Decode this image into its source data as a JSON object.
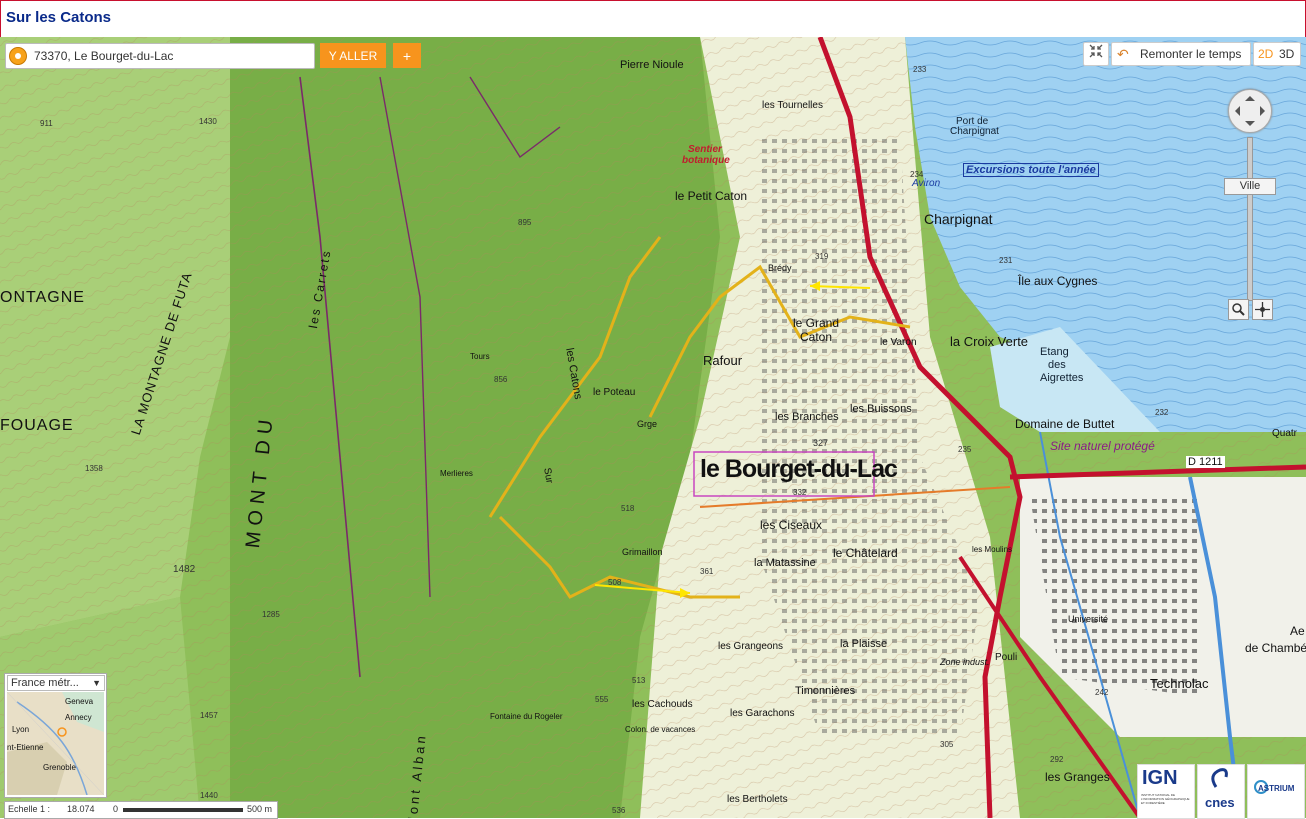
{
  "header": {
    "title": "Sur les Catons"
  },
  "search": {
    "value": "73370, Le Bourget-du-Lac",
    "go_label": "Y ALLER",
    "plus_label": "+"
  },
  "toolbar": {
    "history_label": "Remonter le temps",
    "mode_2d": "2D",
    "mode_3d": "3D"
  },
  "navigation": {
    "zoom_level_label": "Ville"
  },
  "overview": {
    "selected_basemap": "France métr...",
    "places": [
      "Geneva",
      "Annecy",
      "Lyon",
      "nt-Etienne",
      "Grenoble"
    ]
  },
  "scale": {
    "label": "Echelle 1 :",
    "value": "18.074",
    "bar_start": "0",
    "bar_end": "500 m"
  },
  "logos": {
    "ign": "IGN",
    "ign_sub": "INSTITUT NATIONAL DE L'INFORMATION GÉOGRAPHIQUE ET FORESTIÈRE",
    "cnes": "cnes",
    "astrium": "ASTRIUM"
  },
  "map": {
    "labels": {
      "town": "le Bourget-du-Lac",
      "le_petit_caton": "le Petit Caton",
      "pierre_nioule": "Pierre Nioule",
      "les_tournelles": "les Tournelles",
      "port_charpignat_1": "Port de",
      "port_charpignat_2": "Charpignat",
      "excursions": "Excursions toute l'année",
      "aviron": "Aviron",
      "charpignat": "Charpignat",
      "ile_aux_cygnes": "Île aux Cygnes",
      "bredy": "Brédy",
      "le_grand_caton_1": "le Grand",
      "le_grand_caton_2": "Caton",
      "le_varon": "le Varon",
      "la_croix_verte": "la Croix Verte",
      "etang_1": "Etang",
      "etang_2": "des",
      "etang_3": "Aigrettes",
      "rafour": "Rafour",
      "les_branches": "les Branches",
      "les_buissons": "les Buissons",
      "domaine_buttet": "Domaine de Buttet",
      "site_naturel": "Site naturel protégé",
      "d1211": "D 1211",
      "les_catons": "les Catons",
      "sur_les": "Sur",
      "le_poteau": "le Poteau",
      "grge": "Grge",
      "les_ciseaux": "les Ciseaux",
      "le_chatelard": "le Châtelard",
      "la_matassine": "la Matassine",
      "technolac": "Technolac",
      "chambery_1": "Ae",
      "chambery_2": "de Chambé",
      "les_grangeons": "les Grangeons",
      "la_plaisse": "la Plaisse",
      "timonnieres": "Timonnières",
      "zone_indust": "Zone indust.",
      "pouli": "Pouli",
      "les_cachouds": "les Cachouds",
      "les_garachons": "les Garachons",
      "les_granges": "les Granges",
      "les_berthollets": "les Bertholets",
      "sentier_1": "Sentier",
      "sentier_2": "botanique",
      "montagne": "ONTAGNE",
      "fouage": "FOUAGE",
      "la_montagne_de_futa": "LA MONTAGNE DE FUTA",
      "mont_du_chat": "MONT DU",
      "les_carrets": "les Carrets",
      "mont_alban": "Mont Alban",
      "grimaillon": "Grimaillon",
      "marnieres": "Merlieres",
      "fontaine_rogeler": "Fontaine du Rogeler",
      "colon_vacances": "Colon. de vacances",
      "tours": "Tours",
      "les_moulins": "les Moulins",
      "universite": "Université",
      "quatre": "Quatr",
      "e_1482": "1482",
      "e_1358": "1358",
      "e_1285": "1285",
      "e_1457": "1457",
      "e_1440": "1440",
      "e_1430": "1430",
      "e_911": "911",
      "e_895": "895",
      "e_856": "856",
      "e_555": "555",
      "e_536": "536",
      "e_327": "327",
      "e_233": "233",
      "e_234": "234",
      "e_232": "232",
      "e_231": "231",
      "e_235": "235",
      "e_242": "242",
      "e_292": "292",
      "e_305": "305",
      "e_508": "508",
      "e_319": "319",
      "e_332": "332",
      "e_361": "361",
      "e_513": "513",
      "e_518": "518"
    }
  },
  "colors": {
    "accent": "#f7941d",
    "title": "#0a2a8a",
    "lake": "#8ec9ee",
    "forest": "#7fb64e",
    "road": "#c3112e",
    "trail": "#e3b21a"
  }
}
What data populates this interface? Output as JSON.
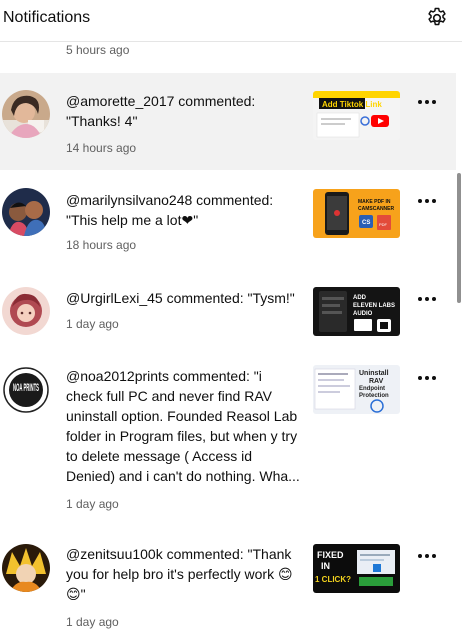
{
  "header": {
    "title": "Notifications",
    "settings_icon": "gear-icon"
  },
  "partial_item": {
    "time": "5 hours ago"
  },
  "notifications": [
    {
      "comment": "@amorette_2017 commented: \"Thanks! 4\"",
      "time": "14 hours ago",
      "highlighted": true,
      "thumbnail_text": "Add Tiktok Link"
    },
    {
      "comment": "@marilynsilvano248 commented: \"This help me a lot❤\"",
      "time": "18 hours ago",
      "highlighted": false,
      "thumbnail_text": "MAKE PDF IN CAMSCANNER"
    },
    {
      "comment": "@UrgirlLexi_45 commented: \"Tysm!\"",
      "time": "1 day ago",
      "highlighted": false,
      "thumbnail_text": "ADD ELEVEN LABS AUDIO"
    },
    {
      "comment": "@noa2012prints commented: \"i check full PC and never find RAV uninstall option. Founded Reasol Lab folder in Program files, but when y try to delete message ( Access id Denied) and i can't do nothing. Wha...",
      "time": "1 day ago",
      "highlighted": false,
      "avatar_text": "NOA PRINTS",
      "thumbnail_text": "Uninstall RAV Endpoint Protection"
    },
    {
      "comment": "@zenitsuu100k commented: \"Thank you for help bro it's perfectly work 😊😊\"",
      "time": "1 day ago",
      "highlighted": false,
      "thumbnail_text": "FIXED IN 1 CLICK?"
    }
  ]
}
=======
**Exercise**
Your task is to return the entries above exactly, with no pictures.

**Solution to this task**
Decode this image into its source data as a JSON object.
{
  "header": {
    "title": "Sur les Catons"
  },
  "search": {
    "value": "73370, Le Bourget-du-Lac",
    "go_label": "Y ALLER",
    "plus_label": "+"
  },
  "toolbar": {
    "history_label": "Remonter le temps",
    "mode_2d": "2D",
    "mode_3d": "3D"
  },
  "navigation": {
    "zoom_level_label": "Ville"
  },
  "overview": {
    "selected_basemap": "France métr...",
    "places": [
      "Geneva",
      "Annecy",
      "Lyon",
      "nt-Etienne",
      "Grenoble"
    ]
  },
  "scale": {
    "label": "Echelle 1 :",
    "value": "18.074",
    "bar_start": "0",
    "bar_end": "500 m"
  },
  "logos": {
    "ign": "IGN",
    "ign_sub": "INSTITUT NATIONAL DE L'INFORMATION GÉOGRAPHIQUE ET FORESTIÈRE",
    "cnes": "cnes",
    "astrium": "ASTRIUM"
  },
  "map": {
    "labels": {
      "town": "le Bourget-du-Lac",
      "le_petit_caton": "le Petit Caton",
      "pierre_nioule": "Pierre Nioule",
      "les_tournelles": "les Tournelles",
      "port_charpignat_1": "Port de",
      "port_charpignat_2": "Charpignat",
      "excursions": "Excursions toute l'année",
      "aviron": "Aviron",
      "charpignat": "Charpignat",
      "ile_aux_cygnes": "Île aux Cygnes",
      "bredy": "Brédy",
      "le_grand_caton_1": "le Grand",
      "le_grand_caton_2": "Caton",
      "le_varon": "le Varon",
      "la_croix_verte": "la Croix Verte",
      "etang_1": "Etang",
      "etang_2": "des",
      "etang_3": "Aigrettes",
      "rafour": "Rafour",
      "les_branches": "les Branches",
      "les_buissons": "les Buissons",
      "domaine_buttet": "Domaine de Buttet",
      "site_naturel": "Site naturel protégé",
      "d1211": "D 1211",
      "les_catons": "les Catons",
      "sur_les": "Sur",
      "le_poteau": "le Poteau",
      "grge": "Grge",
      "les_ciseaux": "les Ciseaux",
      "le_chatelard": "le Châtelard",
      "la_matassine": "la Matassine",
      "technolac": "Technolac",
      "chambery_1": "Ae",
      "chambery_2": "de Chambé",
      "les_grangeons": "les Grangeons",
      "la_plaisse": "la Plaisse",
      "timonnieres": "Timonnières",
      "zone_indust": "Zone indust.",
      "pouli": "Pouli",
      "les_cachouds": "les Cachouds",
      "les_garachons": "les Garachons",
      "les_granges": "les Granges",
      "les_berthollets": "les Bertholets",
      "sentier_1": "Sentier",
      "sentier_2": "botanique",
      "montagne": "ONTAGNE",
      "fouage": "FOUAGE",
      "la_montagne_de_futa": "LA MONTAGNE DE FUTA",
      "mont_du_chat": "MONT DU",
      "les_carrets": "les Carrets",
      "mont_alban": "Mont Alban",
      "grimaillon": "Grimaillon",
      "marnieres": "Merlieres",
      "fontaine_rogeler": "Fontaine du Rogeler",
      "colon_vacances": "Colon. de vacances",
      "tours": "Tours",
      "les_moulins": "les Moulins",
      "universite": "Université",
      "quatre": "Quatr",
      "e_1482": "1482",
      "e_1358": "1358",
      "e_1285": "1285",
      "e_1457": "1457",
      "e_1440": "1440",
      "e_1430": "1430",
      "e_911": "911",
      "e_895": "895",
      "e_856": "856",
      "e_555": "555",
      "e_536": "536",
      "e_327": "327",
      "e_233": "233",
      "e_234": "234",
      "e_232": "232",
      "e_231": "231",
      "e_235": "235",
      "e_242": "242",
      "e_292": "292",
      "e_305": "305",
      "e_508": "508",
      "e_319": "319",
      "e_332": "332",
      "e_361": "361",
      "e_513": "513",
      "e_518": "518"
    }
  },
  "colors": {
    "accent": "#f7941d",
    "title": "#0a2a8a",
    "lake": "#8ec9ee",
    "forest": "#7fb64e",
    "road": "#c3112e",
    "trail": "#e3b21a"
  }
}
What data populates this interface? Output as JSON.
{
  "header": {
    "title": "Notifications",
    "settings_icon": "gear-icon"
  },
  "partial_item": {
    "time": "5 hours ago"
  },
  "notifications": [
    {
      "comment": "@amorette_2017 commented: \"Thanks! 4\"",
      "time": "14 hours ago",
      "highlighted": true,
      "thumbnail_text": "Add Tiktok Link"
    },
    {
      "comment": "@marilynsilvano248 commented: \"This help me a lot❤\"",
      "time": "18 hours ago",
      "highlighted": false,
      "thumbnail_text": "MAKE PDF IN CAMSCANNER"
    },
    {
      "comment": "@UrgirlLexi_45 commented: \"Tysm!\"",
      "time": "1 day ago",
      "highlighted": false,
      "thumbnail_text": "ADD ELEVEN LABS AUDIO"
    },
    {
      "comment": "@noa2012prints commented: \"i check full PC and never find RAV uninstall option. Founded Reasol Lab folder in Program files, but when y try to delete message ( Access id Denied) and i can't do nothing. Wha...",
      "time": "1 day ago",
      "highlighted": false,
      "avatar_text": "NOA PRINTS",
      "thumbnail_text": "Uninstall RAV Endpoint Protection"
    },
    {
      "comment": "@zenitsuu100k commented: \"Thank you for help bro it's perfectly work 😊😊\"",
      "time": "1 day ago",
      "highlighted": false,
      "thumbnail_text": "FIXED IN 1 CLICK?"
    }
  ]
}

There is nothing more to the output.